**Exercise:**
Each of the entries should be retyped precisely as it appears.
** start of Records **
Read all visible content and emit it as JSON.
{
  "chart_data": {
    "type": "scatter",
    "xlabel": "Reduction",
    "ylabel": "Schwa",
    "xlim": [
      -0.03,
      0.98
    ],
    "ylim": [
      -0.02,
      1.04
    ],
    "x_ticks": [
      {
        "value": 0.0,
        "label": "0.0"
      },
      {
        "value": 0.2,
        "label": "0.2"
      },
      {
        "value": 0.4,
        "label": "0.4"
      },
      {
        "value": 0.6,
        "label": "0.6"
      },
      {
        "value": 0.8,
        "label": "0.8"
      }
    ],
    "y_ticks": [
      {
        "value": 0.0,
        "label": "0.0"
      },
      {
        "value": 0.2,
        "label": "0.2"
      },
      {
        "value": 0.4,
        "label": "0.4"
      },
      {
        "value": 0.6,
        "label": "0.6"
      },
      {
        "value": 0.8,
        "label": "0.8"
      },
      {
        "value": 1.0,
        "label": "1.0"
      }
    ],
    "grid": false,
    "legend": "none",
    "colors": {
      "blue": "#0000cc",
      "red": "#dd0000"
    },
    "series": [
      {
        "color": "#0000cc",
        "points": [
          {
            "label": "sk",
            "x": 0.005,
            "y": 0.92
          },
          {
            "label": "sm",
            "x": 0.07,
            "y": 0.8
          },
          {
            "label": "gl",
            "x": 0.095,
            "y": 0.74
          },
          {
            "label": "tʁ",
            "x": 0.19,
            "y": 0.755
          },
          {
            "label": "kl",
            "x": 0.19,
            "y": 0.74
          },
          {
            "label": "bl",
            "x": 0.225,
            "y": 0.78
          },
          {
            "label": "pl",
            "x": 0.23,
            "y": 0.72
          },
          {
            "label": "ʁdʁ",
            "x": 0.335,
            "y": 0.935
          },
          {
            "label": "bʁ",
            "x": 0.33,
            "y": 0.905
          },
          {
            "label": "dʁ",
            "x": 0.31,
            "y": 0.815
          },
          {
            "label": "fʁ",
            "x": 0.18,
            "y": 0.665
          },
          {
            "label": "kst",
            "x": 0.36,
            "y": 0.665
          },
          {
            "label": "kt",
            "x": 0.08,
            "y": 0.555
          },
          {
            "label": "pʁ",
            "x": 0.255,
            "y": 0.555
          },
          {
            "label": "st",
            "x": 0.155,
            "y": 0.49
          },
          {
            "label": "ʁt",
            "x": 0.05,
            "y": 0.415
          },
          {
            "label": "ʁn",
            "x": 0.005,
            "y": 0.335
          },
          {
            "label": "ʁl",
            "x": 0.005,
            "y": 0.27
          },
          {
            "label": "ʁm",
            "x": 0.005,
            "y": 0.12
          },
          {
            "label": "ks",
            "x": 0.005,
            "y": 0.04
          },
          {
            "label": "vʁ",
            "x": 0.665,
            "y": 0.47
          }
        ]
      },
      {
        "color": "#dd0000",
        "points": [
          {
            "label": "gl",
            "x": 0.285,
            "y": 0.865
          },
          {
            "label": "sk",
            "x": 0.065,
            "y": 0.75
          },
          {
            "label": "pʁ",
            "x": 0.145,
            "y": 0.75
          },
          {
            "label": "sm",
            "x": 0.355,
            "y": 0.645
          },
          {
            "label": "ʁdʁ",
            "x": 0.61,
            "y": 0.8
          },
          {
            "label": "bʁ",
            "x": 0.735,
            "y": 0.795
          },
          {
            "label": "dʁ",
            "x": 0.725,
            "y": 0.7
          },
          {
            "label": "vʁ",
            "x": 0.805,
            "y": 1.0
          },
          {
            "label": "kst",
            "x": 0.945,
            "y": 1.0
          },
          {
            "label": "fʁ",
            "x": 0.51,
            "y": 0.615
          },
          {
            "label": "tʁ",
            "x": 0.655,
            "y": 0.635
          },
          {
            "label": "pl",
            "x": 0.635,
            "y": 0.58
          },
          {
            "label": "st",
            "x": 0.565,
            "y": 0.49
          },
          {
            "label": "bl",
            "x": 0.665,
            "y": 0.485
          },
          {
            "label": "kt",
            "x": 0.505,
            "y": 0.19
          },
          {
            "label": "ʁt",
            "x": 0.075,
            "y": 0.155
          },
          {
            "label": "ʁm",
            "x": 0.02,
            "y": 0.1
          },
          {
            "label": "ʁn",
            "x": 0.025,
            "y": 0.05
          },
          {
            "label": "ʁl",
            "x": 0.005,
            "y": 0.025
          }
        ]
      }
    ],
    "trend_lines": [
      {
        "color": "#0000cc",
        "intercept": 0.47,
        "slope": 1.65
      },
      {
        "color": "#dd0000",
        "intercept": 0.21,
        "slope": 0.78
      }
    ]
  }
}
** end of Records **
**Task solution:**
Read all visible content and emit it as JSON.
{
  "chart_data": {
    "type": "scatter",
    "xlabel": "Reduction",
    "ylabel": "Schwa",
    "xlim": [
      -0.03,
      0.98
    ],
    "ylim": [
      -0.02,
      1.04
    ],
    "x_ticks": [
      {
        "value": 0.0,
        "label": "0.0"
      },
      {
        "value": 0.2,
        "label": "0.2"
      },
      {
        "value": 0.4,
        "label": "0.4"
      },
      {
        "value": 0.6,
        "label": "0.6"
      },
      {
        "value": 0.8,
        "label": "0.8"
      }
    ],
    "y_ticks": [
      {
        "value": 0.0,
        "label": "0.0"
      },
      {
        "value": 0.2,
        "label": "0.2"
      },
      {
        "value": 0.4,
        "label": "0.4"
      },
      {
        "value": 0.6,
        "label": "0.6"
      },
      {
        "value": 0.8,
        "label": "0.8"
      },
      {
        "value": 1.0,
        "label": "1.0"
      }
    ],
    "grid": false,
    "legend": "none",
    "colors": {
      "blue": "#0000cc",
      "red": "#dd0000"
    },
    "series": [
      {
        "color": "#0000cc",
        "points": [
          {
            "label": "sk",
            "x": 0.005,
            "y": 0.92
          },
          {
            "label": "sm",
            "x": 0.07,
            "y": 0.8
          },
          {
            "label": "gl",
            "x": 0.095,
            "y": 0.74
          },
          {
            "label": "tʁ",
            "x": 0.19,
            "y": 0.755
          },
          {
            "label": "kl",
            "x": 0.19,
            "y": 0.74
          },
          {
            "label": "bl",
            "x": 0.225,
            "y": 0.78
          },
          {
            "label": "pl",
            "x": 0.23,
            "y": 0.72
          },
          {
            "label": "ʁdʁ",
            "x": 0.335,
            "y": 0.935
          },
          {
            "label": "bʁ",
            "x": 0.33,
            "y": 0.905
          },
          {
            "label": "dʁ",
            "x": 0.31,
            "y": 0.815
          },
          {
            "label": "fʁ",
            "x": 0.18,
            "y": 0.665
          },
          {
            "label": "kst",
            "x": 0.36,
            "y": 0.665
          },
          {
            "label": "kt",
            "x": 0.08,
            "y": 0.555
          },
          {
            "label": "pʁ",
            "x": 0.255,
            "y": 0.555
          },
          {
            "label": "st",
            "x": 0.155,
            "y": 0.49
          },
          {
            "label": "ʁt",
            "x": 0.05,
            "y": 0.415
          },
          {
            "label": "ʁn",
            "x": 0.005,
            "y": 0.335
          },
          {
            "label": "ʁl",
            "x": 0.005,
            "y": 0.27
          },
          {
            "label": "ʁm",
            "x": 0.005,
            "y": 0.12
          },
          {
            "label": "ks",
            "x": 0.005,
            "y": 0.04
          },
          {
            "label": "vʁ",
            "x": 0.665,
            "y": 0.47
          }
        ]
      },
      {
        "color": "#dd0000",
        "points": [
          {
            "label": "gl",
            "x": 0.285,
            "y": 0.865
          },
          {
            "label": "sk",
            "x": 0.065,
            "y": 0.75
          },
          {
            "label": "pʁ",
            "x": 0.145,
            "y": 0.75
          },
          {
            "label": "sm",
            "x": 0.355,
            "y": 0.645
          },
          {
            "label": "ʁdʁ",
            "x": 0.61,
            "y": 0.8
          },
          {
            "label": "bʁ",
            "x": 0.735,
            "y": 0.795
          },
          {
            "label": "dʁ",
            "x": 0.725,
            "y": 0.7
          },
          {
            "label": "vʁ",
            "x": 0.805,
            "y": 1.0
          },
          {
            "label": "kst",
            "x": 0.945,
            "y": 1.0
          },
          {
            "label": "fʁ",
            "x": 0.51,
            "y": 0.615
          },
          {
            "label": "tʁ",
            "x": 0.655,
            "y": 0.635
          },
          {
            "label": "pl",
            "x": 0.635,
            "y": 0.58
          },
          {
            "label": "st",
            "x": 0.565,
            "y": 0.49
          },
          {
            "label": "bl",
            "x": 0.665,
            "y": 0.485
          },
          {
            "label": "kt",
            "x": 0.505,
            "y": 0.19
          },
          {
            "label": "ʁt",
            "x": 0.075,
            "y": 0.155
          },
          {
            "label": "ʁm",
            "x": 0.02,
            "y": 0.1
          },
          {
            "label": "ʁn",
            "x": 0.025,
            "y": 0.05
          },
          {
            "label": "ʁl",
            "x": 0.005,
            "y": 0.025
          }
        ]
      }
    ],
    "trend_lines": [
      {
        "color": "#0000cc",
        "intercept": 0.47,
        "slope": 1.65
      },
      {
        "color": "#dd0000",
        "intercept": 0.21,
        "slope": 0.78
      }
    ]
  }
}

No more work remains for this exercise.